↓↓↓
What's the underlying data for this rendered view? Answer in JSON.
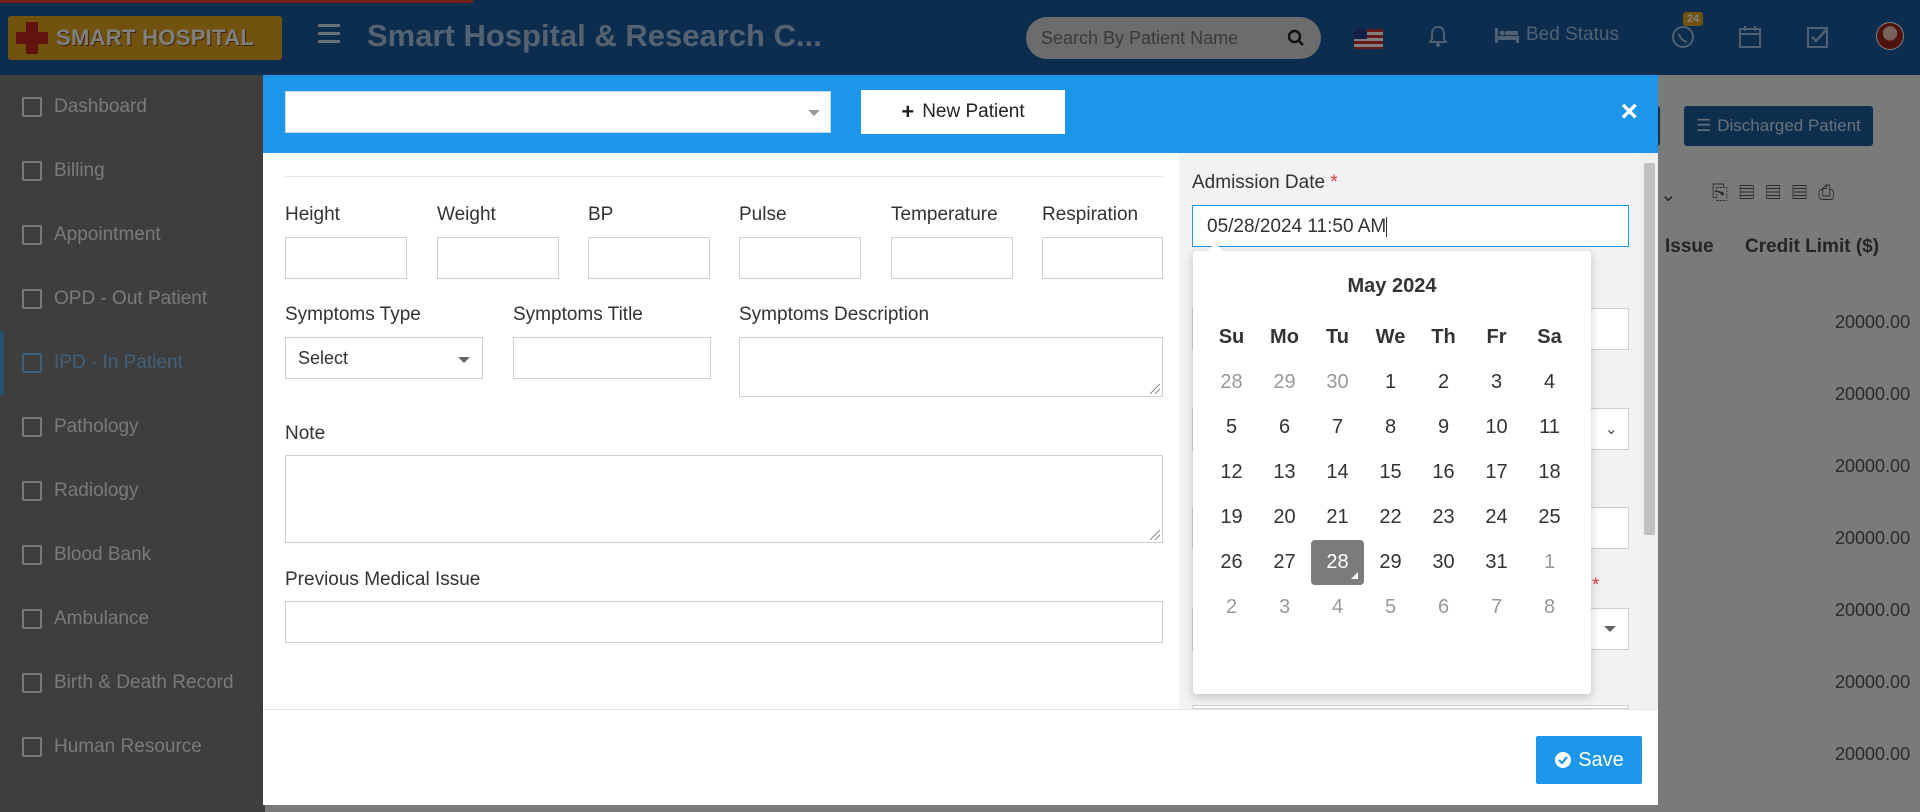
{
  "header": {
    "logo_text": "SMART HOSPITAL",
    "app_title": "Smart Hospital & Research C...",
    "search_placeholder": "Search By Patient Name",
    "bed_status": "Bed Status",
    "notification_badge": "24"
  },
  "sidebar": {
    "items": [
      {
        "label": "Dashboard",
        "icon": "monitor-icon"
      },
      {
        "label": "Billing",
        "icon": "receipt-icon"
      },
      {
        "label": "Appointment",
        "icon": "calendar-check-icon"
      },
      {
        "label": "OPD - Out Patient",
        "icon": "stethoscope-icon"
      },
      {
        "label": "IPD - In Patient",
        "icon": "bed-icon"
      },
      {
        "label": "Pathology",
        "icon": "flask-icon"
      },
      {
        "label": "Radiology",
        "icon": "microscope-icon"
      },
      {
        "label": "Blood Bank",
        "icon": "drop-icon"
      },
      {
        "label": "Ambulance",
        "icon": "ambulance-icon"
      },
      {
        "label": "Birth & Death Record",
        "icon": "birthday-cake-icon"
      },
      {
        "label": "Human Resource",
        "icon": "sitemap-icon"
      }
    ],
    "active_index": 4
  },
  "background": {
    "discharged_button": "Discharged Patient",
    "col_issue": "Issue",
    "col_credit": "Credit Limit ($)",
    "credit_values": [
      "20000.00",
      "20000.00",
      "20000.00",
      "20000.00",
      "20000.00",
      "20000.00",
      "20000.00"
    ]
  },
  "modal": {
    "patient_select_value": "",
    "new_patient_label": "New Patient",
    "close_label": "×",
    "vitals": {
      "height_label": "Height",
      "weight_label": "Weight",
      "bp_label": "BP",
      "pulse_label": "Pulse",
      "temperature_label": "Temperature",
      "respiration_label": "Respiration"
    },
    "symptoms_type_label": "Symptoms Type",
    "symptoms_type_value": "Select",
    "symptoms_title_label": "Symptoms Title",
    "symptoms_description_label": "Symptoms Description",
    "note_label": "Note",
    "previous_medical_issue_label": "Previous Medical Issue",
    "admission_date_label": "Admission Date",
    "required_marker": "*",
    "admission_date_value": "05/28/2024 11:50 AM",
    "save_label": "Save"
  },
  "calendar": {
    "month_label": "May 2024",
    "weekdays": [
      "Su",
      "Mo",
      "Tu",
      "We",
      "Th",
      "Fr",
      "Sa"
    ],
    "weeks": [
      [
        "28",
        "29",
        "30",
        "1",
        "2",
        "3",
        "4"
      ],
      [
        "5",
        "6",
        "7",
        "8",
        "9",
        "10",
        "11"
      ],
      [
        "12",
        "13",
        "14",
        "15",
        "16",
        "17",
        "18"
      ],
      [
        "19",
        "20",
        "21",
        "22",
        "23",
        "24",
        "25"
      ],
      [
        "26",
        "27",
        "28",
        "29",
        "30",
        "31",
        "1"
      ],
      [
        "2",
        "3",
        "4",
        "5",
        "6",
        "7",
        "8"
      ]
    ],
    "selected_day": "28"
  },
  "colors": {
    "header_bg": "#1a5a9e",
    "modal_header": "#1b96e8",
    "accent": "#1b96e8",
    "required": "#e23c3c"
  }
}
↑↑↑
↓↓↓
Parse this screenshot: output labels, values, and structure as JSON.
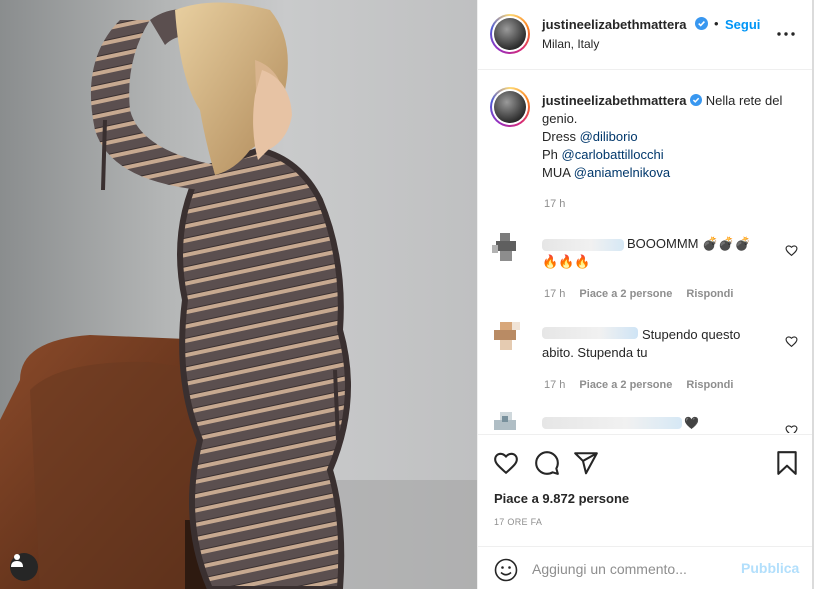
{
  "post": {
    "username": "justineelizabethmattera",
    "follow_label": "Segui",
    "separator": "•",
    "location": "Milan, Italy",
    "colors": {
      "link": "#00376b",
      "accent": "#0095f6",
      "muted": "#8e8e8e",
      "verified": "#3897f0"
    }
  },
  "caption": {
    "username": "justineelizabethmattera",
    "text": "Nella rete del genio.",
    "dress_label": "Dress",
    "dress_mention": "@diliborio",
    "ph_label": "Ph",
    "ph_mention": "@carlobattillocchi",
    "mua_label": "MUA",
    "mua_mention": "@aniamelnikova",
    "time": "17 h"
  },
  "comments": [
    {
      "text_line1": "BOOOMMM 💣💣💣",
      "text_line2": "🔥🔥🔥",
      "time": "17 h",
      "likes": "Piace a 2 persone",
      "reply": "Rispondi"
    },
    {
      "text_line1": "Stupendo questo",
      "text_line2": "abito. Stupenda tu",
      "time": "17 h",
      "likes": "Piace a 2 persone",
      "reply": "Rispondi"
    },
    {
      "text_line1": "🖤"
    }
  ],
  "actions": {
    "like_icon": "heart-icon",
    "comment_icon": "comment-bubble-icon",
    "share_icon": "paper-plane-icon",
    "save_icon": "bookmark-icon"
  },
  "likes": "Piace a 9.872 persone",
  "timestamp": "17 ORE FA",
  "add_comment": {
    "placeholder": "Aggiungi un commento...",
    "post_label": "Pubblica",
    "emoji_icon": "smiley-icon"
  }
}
↑↑↑
↓↓↓
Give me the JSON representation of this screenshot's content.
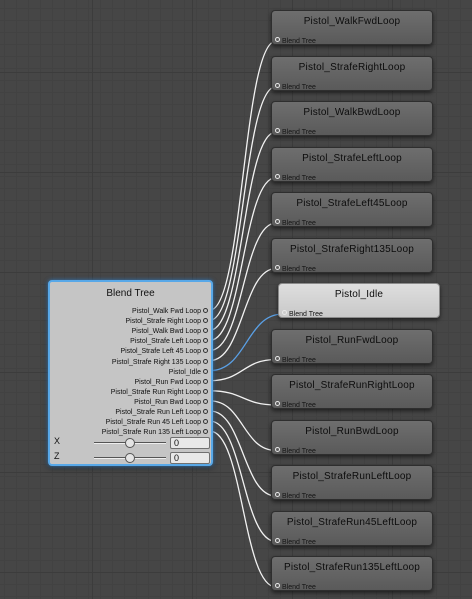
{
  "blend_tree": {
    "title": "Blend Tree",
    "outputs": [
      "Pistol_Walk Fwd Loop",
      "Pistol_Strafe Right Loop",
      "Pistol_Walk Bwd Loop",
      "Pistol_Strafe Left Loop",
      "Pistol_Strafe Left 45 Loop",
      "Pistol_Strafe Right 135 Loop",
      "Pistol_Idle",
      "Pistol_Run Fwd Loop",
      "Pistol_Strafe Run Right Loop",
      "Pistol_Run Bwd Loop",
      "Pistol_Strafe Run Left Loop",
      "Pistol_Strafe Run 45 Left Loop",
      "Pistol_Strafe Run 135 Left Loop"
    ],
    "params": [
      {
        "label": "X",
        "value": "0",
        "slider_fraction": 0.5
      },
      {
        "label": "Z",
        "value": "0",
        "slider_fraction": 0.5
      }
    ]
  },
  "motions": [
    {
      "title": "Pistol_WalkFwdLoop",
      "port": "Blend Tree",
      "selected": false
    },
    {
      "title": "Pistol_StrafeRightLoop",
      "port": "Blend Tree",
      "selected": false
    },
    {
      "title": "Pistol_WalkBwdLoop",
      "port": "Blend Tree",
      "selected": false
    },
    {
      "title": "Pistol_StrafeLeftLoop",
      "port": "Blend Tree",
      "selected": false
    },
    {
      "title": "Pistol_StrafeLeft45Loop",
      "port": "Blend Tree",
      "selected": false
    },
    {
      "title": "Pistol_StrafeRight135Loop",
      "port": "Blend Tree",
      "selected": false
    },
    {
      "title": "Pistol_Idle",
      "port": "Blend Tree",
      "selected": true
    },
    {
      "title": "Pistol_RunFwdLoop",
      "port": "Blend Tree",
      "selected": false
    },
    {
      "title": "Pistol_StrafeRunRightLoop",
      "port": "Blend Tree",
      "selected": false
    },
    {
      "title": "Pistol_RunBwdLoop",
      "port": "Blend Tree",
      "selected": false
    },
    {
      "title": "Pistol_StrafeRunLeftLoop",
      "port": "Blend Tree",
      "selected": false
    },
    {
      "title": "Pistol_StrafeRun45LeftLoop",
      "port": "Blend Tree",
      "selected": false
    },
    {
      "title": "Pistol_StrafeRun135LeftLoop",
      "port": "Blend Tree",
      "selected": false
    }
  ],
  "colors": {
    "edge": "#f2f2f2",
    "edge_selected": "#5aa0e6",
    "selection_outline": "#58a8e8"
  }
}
↑↑↑
• [DIRECTION] Set out every line from the material that contains the string "Issue".

• [TASK ANSWER]
    "col_issue": "Issue",
    "previous_medical_issue_label": "Previous Medical Issue",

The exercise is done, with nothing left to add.